**PROBLEM SET:**
**A.** Please list the hardware parts that the article on the LED pendulum clock, before the reader comments begin, says are used to build the clock.
**B.** Carry on the LED pendulum clock discussion from the end of its last comment.

**SUPPLIED PASSAGE:**

-- begin --

LED Pendulum Pulses Out Clock Face

You have to admit [Dylan Rush’s] clock is a real swinger. Literally. You’ve seen the desk novelties where an arm with leds mounted on it sweeps out a message? [Dylan] did the same thing to make a clock but instead of drawing numbers, he actually draws an analog clock face. Y’know one of those round things with arms?

IMG_20150824_2156213_rewindBehind the clock is an Arduino driving a MAX7219 LED controller. Using the MAX7219 was a challenge because it expects a grid of LEDs while the clock needs a linear array. [Dylan] used a line of individual LEDs wired to match what the controller wanted. A rotary encoder tells the processor the position of the arm so the Arduino sketch can determine which LEDs should be lit to show the time and clock face.

What’s even more amazing is [Dylan] created this before clocks became infamous.

Swing over to the video after the break.

31 thoughts on “LED Pendulum Pulses Out Clock Face

  1. When I saw the teaser gif, I thought this was the dumbest idea ever. There isn’t enough persistence of vision to determine the time. The real video does a much better job showing just how this build looks.

    I now know that it’s not the project but the damn animated gifs that makes it look like crap.

    The project is really cool. But I probably would’ve wanted the pendalum to swing on its own. A nice touch would be to move the cord behind a half tube to make the package a bit nicer.

  2. I like how he multiplexes the LED’s manually with enamelled (magnet) wire and then uses crappy Chinese hookup wire for the flexing part. Nicely curved magnet wire would handle the constant flexing for a long time but the hookup wire wont last long at all. The solution is to put *everything* on the pendulum and just have power going through the pivoting point.

    Great build, I actually like the fact that the movement is not powered and you or someone else has to move it to see the time.

    I wonder if the math for converting radial coordinates to arc coordinates is done by the Arduino or if that part of the math was pre-computed and loaded in as tables.

    I just looked in my junk bin and I don’t have enough Red/Green or Red/Green/Blue LEDs or I would be starting this now lol.

    The two PIN Red/Green LEDs would be easy to work with for a small DIP micro.

      1. I am in the process of making two clocks with neo-pixel rings. I don’t really think you need lots of colors. The Two color LED’s will give Red, Yellow and Green or a range from Red to Green. It’s much easier to have 16 wires for 64 x 2 pin bi-color LEDs than 32 wires for Red, Green and Blue.

        With the three color LED’s you could put up a CGI image of a real clock in perfect color but like I say, it’s too many IO pins for a Small DIP uC.

        A longer pendulum would help to, with the image towards the end.

        I had a think about making one and what is ‘key’ that this project has nailed is the position sensors resolution.

        I was thinking of having everything on the back or inside the pendulum so that a simple brush and ground conveys the power through the pivot point (and position sensor). Just turn the world back and forth instead of the pendulum and use a high resolution rotational sensor to detect the current position of the world.

  3. This is a pretty cool idea. What he needs to do is put a small electro magnet on the end so when he starts it swinging, it keeps the momentum going. He could use the rotary data to kill the coil right as the pendulum passes over. Similar to those little solar dancing toys people have in their cars.

-- end --

**DATA LINES:**
-- begin --

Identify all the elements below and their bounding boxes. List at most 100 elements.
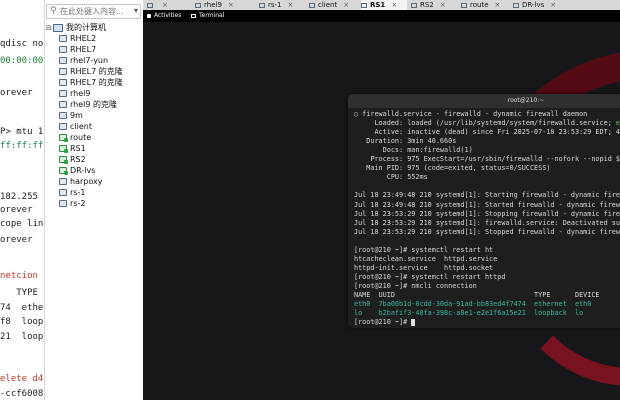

-- end --

**ANSWERS:**
**A.**
- Arduino
- MAX7219 LED controller
- a line of individual LEDs
- rotary encoder

**B.**
  4. I wonder why the border of the led strip is that color. Seems an odd choice.
    It would be at the bottom of my list of choices.
    And at the same time the stationary box is black and is unappealing against that wall and with that wobbly wire and all.
    This is in urgent need of a visual design makeover.

    But I like the novel idea.

    1. I believe the border strip is unfinished wood.

      It’s obvious what the box is.

      But yes, the project is cool but v2 needs to focus on aesthetics. Then he would have a real winner on his hands.

  5. The specs for the encoder that everything is pivoting on is
    Allowable Radial Load: 5N (~500g)
    Allowable Axial Load: 3N (~300g)

    So I would hope the wood is lightweight balsa wood.

    This also means that powering the movement would be extremely difficult. Perhaps a magnetic cage like the head drive for a hard disk.

    I thought about making a powered movement that was longer but the sticking point is the encoder. The one he is using is a $40+ encoder with about 1000 pulses per rotation which gives him a resolution of 3mm on the furtherest led (worst case).

    I found 600 pulse per rotation encoders on ebay for $15 but the resolution doesn’t cut it and especially so with a longer pendulum. I was looking for alternate encoders that will hold more load and a powered movement system.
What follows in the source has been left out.